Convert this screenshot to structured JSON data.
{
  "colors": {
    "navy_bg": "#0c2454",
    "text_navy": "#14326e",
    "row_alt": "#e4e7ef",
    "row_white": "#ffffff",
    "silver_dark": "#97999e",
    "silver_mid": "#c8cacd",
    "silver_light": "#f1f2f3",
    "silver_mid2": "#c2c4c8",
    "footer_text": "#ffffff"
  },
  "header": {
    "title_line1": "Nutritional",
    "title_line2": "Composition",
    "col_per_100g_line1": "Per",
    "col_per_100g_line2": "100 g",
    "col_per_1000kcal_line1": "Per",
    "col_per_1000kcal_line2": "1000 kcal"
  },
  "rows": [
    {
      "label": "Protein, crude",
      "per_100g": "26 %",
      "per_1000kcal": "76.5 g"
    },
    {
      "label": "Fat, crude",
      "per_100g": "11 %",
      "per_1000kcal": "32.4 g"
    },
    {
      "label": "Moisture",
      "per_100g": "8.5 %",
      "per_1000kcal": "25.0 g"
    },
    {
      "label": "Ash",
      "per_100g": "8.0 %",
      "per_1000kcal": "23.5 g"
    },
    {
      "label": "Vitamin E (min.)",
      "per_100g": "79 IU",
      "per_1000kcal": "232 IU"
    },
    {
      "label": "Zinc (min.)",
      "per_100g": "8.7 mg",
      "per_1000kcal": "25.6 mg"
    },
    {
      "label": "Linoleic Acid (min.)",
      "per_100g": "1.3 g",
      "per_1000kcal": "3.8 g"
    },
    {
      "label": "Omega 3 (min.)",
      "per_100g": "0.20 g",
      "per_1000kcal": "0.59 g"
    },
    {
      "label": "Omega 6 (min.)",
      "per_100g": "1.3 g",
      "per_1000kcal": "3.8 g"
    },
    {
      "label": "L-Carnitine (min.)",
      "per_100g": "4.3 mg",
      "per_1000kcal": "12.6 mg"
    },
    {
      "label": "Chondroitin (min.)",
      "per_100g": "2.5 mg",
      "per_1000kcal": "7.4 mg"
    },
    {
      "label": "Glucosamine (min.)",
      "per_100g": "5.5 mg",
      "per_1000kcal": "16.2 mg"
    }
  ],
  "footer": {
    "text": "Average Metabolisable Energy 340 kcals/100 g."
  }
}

> [The task]: Within the listing above, tally the lines where the word "ffffff" occurs and write only the total.

> [Task result]: 2